▶ Supplied data
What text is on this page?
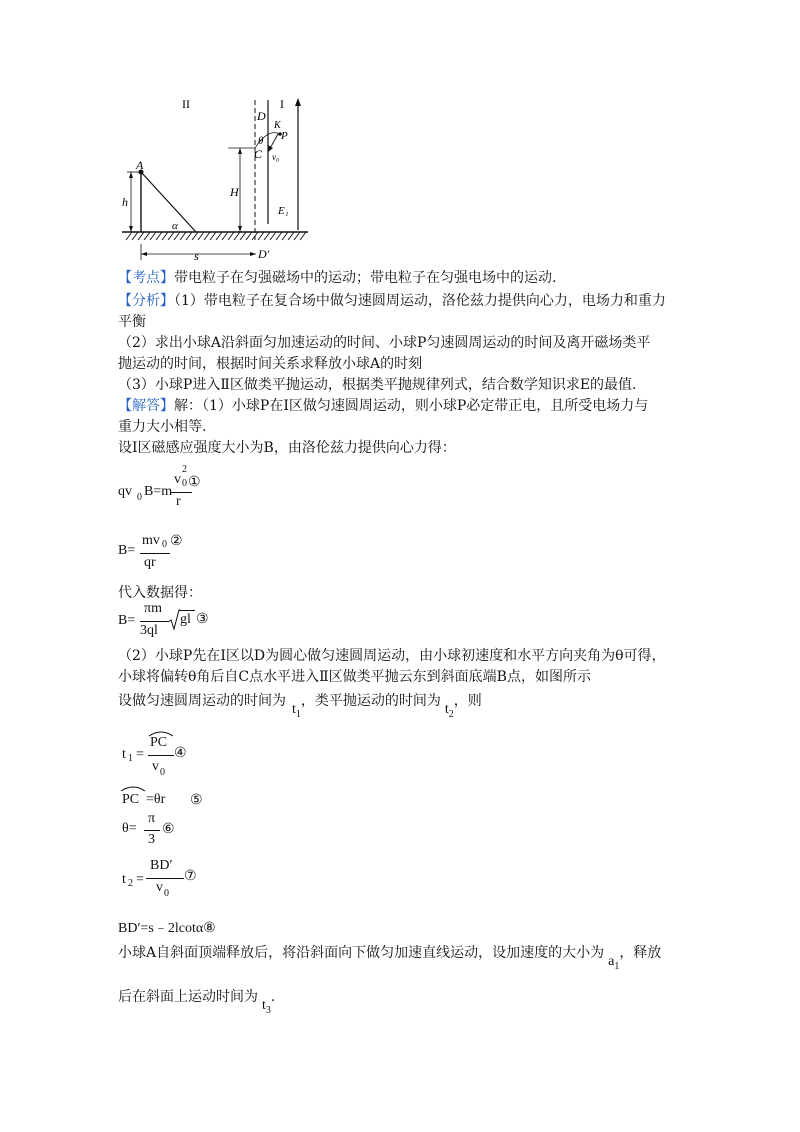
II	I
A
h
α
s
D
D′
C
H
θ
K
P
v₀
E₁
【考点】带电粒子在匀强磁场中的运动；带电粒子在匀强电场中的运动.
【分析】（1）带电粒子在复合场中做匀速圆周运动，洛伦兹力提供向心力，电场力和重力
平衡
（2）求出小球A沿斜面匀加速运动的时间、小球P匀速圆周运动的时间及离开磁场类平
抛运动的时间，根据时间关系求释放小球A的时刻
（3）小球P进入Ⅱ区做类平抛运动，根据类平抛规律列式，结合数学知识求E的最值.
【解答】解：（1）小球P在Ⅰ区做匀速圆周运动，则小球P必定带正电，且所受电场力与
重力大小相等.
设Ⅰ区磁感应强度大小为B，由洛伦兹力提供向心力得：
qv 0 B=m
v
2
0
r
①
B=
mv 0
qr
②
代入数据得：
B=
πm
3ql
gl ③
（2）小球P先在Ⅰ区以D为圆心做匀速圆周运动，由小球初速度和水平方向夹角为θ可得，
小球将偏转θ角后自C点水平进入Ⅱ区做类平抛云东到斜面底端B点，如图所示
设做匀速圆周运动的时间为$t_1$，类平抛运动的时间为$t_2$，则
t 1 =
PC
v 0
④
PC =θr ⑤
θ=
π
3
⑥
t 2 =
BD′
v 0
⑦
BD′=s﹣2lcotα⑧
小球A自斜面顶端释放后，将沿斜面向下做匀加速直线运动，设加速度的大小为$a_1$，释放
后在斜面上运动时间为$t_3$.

--

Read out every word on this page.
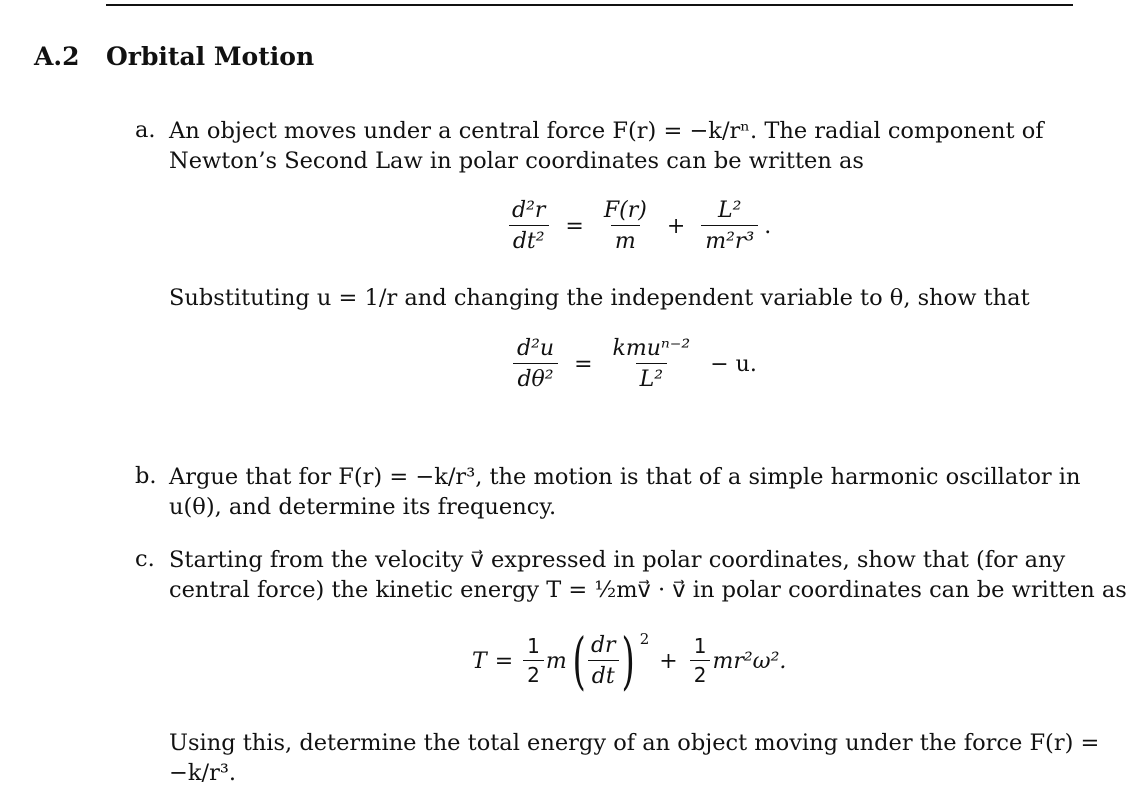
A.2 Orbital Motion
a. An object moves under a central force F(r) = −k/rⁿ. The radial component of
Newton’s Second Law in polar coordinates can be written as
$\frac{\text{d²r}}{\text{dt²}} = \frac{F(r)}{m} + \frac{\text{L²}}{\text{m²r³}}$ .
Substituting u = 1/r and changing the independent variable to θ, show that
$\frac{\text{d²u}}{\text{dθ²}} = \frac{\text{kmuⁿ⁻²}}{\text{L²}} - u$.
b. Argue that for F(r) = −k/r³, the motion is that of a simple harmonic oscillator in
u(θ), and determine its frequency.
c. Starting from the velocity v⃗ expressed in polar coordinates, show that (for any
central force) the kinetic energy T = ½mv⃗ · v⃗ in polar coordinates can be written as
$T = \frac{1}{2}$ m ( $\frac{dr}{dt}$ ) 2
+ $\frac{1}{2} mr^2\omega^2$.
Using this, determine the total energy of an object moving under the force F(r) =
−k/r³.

▶ Given problem
Each line with the string "written" in it needs to be found and copied.

▶ Answer for this exercise
Newton’s Second Law in polar coordinates can be written as
central force) the kinetic energy T = ½mv⃗ · v⃗ in polar coordinates can be written as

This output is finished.